▶ [Task objective]:
Take from the listing each line that has the string "vais".

▶ [Entries supplied]:

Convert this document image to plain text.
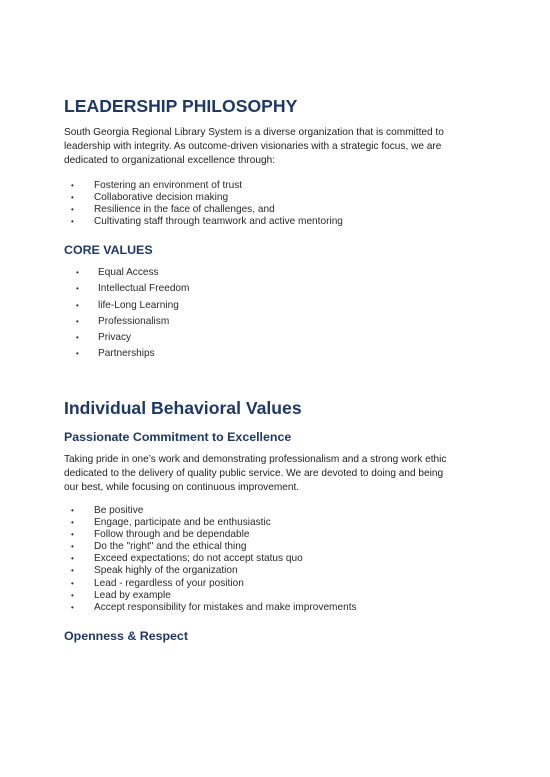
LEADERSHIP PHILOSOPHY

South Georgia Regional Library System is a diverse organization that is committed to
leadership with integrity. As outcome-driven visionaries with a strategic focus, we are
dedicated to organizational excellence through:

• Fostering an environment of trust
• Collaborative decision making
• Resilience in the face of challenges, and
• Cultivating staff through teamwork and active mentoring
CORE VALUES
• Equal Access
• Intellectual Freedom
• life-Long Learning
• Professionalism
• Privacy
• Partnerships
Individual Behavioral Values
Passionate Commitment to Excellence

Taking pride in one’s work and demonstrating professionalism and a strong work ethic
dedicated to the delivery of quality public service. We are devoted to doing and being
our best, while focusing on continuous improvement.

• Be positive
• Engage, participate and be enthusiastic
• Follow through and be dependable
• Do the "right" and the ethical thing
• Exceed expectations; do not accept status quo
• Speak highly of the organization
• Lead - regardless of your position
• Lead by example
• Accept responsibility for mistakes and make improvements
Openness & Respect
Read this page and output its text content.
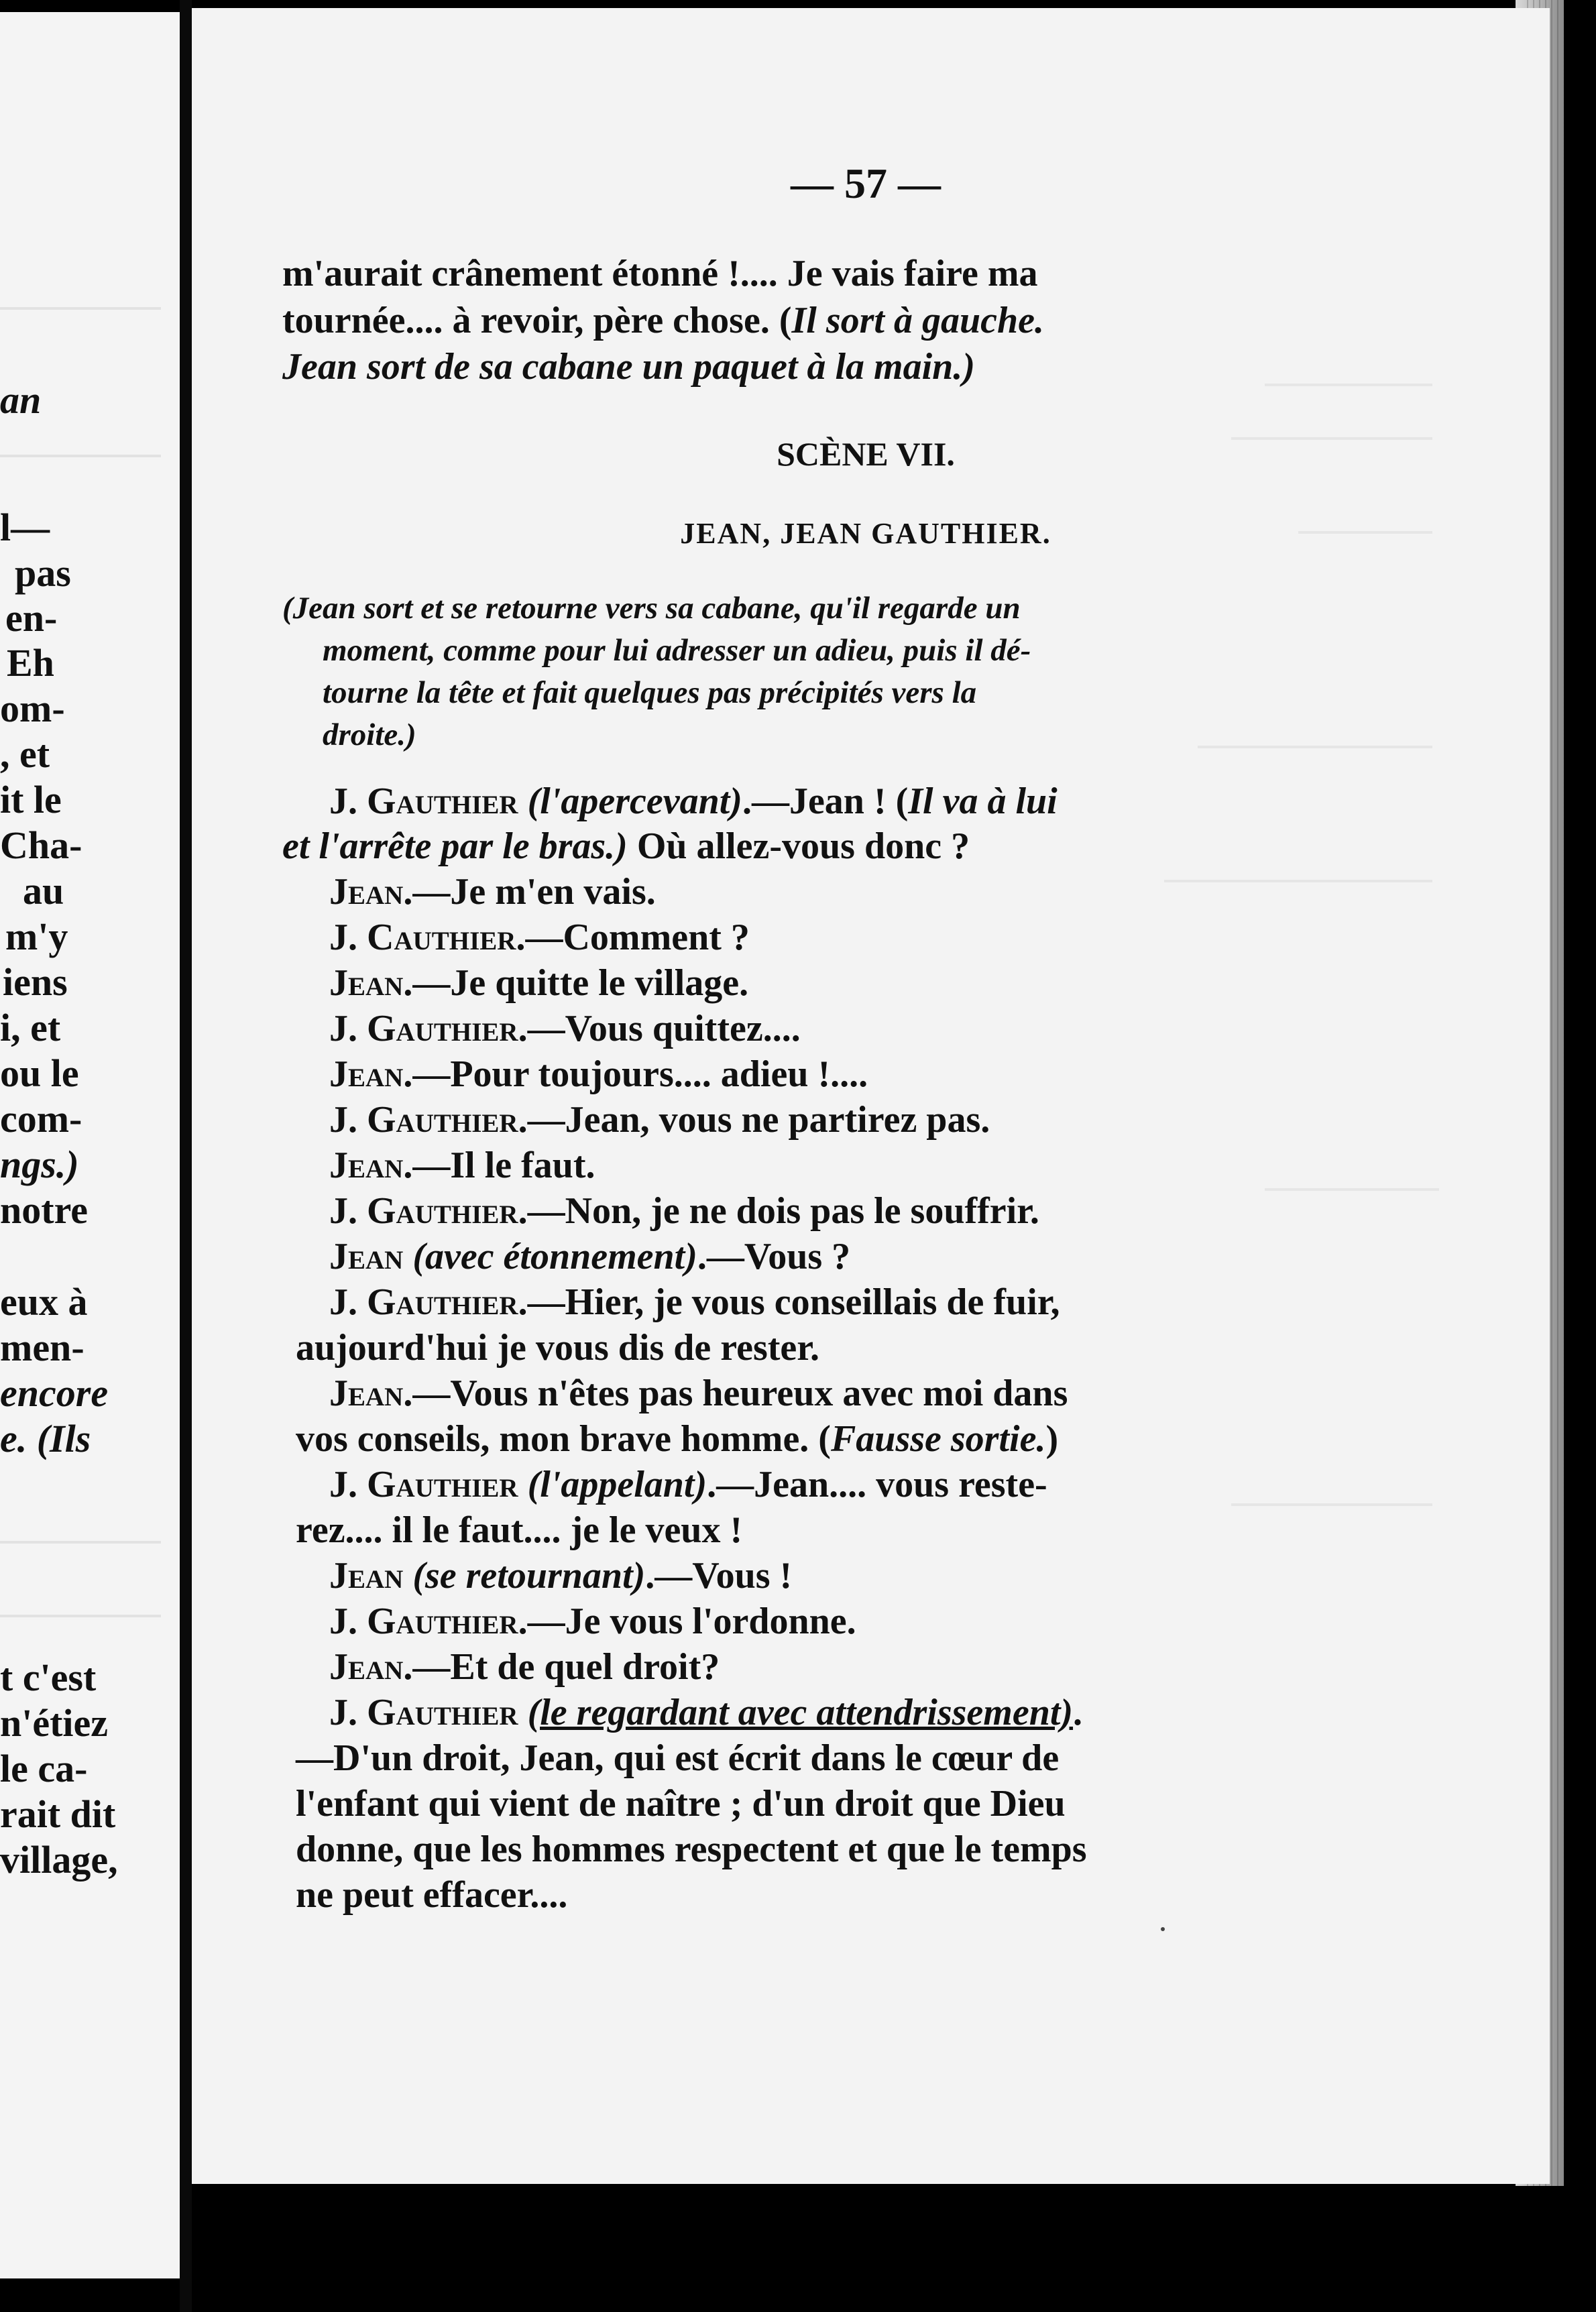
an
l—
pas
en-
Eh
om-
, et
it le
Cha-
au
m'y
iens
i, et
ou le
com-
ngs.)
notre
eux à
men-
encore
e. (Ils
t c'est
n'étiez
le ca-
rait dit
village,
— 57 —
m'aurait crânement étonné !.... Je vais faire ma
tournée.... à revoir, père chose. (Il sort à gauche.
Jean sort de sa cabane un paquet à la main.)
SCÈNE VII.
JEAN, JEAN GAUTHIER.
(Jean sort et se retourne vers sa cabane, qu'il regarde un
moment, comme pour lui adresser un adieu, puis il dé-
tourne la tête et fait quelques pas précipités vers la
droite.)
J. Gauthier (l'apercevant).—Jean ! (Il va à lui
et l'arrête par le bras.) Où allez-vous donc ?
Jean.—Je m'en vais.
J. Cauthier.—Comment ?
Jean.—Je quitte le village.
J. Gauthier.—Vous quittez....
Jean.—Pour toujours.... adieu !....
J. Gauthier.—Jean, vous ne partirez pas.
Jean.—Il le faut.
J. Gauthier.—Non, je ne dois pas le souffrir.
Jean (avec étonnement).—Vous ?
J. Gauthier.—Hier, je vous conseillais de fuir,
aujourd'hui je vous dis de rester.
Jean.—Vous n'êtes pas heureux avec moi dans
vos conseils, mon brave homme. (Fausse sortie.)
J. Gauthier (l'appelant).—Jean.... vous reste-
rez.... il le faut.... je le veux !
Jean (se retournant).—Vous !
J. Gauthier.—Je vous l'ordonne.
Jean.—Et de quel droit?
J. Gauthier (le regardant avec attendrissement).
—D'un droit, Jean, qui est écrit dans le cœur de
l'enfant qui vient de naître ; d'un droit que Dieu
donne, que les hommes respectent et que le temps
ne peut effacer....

---

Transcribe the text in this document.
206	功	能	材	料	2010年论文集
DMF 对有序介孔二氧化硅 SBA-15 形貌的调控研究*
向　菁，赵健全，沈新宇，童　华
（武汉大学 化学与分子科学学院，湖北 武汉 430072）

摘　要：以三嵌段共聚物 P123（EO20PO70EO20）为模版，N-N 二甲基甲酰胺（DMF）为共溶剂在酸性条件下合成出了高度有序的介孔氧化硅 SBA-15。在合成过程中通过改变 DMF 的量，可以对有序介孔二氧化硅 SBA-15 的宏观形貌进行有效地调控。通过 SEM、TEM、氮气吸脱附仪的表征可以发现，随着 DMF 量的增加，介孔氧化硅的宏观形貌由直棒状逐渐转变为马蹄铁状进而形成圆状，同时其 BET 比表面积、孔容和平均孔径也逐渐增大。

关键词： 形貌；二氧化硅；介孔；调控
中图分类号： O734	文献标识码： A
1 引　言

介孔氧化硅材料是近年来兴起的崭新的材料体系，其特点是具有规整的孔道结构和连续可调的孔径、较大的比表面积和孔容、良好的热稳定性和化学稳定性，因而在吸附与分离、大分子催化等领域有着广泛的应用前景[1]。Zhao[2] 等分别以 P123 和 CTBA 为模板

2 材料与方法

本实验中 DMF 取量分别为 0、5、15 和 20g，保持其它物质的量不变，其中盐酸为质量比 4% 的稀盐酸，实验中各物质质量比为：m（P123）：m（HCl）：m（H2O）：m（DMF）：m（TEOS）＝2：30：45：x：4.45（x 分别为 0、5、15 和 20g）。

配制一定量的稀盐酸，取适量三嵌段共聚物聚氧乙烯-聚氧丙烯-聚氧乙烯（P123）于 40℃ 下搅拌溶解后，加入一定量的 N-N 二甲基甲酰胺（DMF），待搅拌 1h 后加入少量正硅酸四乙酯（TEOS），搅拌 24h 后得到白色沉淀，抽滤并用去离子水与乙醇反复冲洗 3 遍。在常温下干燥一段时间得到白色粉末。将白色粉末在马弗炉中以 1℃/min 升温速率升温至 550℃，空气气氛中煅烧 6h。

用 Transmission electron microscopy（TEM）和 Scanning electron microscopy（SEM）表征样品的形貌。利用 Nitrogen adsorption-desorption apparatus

--

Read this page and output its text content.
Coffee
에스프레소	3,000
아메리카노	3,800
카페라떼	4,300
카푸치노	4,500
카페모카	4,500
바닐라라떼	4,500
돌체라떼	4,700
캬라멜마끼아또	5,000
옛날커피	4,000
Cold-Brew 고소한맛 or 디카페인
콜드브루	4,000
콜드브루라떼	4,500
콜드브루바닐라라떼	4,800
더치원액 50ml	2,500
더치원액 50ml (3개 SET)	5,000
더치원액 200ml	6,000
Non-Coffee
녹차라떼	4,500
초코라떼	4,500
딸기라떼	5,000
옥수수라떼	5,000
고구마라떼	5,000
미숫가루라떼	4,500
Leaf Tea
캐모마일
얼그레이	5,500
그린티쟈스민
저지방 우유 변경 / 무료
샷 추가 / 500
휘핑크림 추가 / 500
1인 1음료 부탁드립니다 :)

▶ [Expected answer]:
m'aurait crânement étonné !.... Je vais faire ma
Jean.—Je m'en vais.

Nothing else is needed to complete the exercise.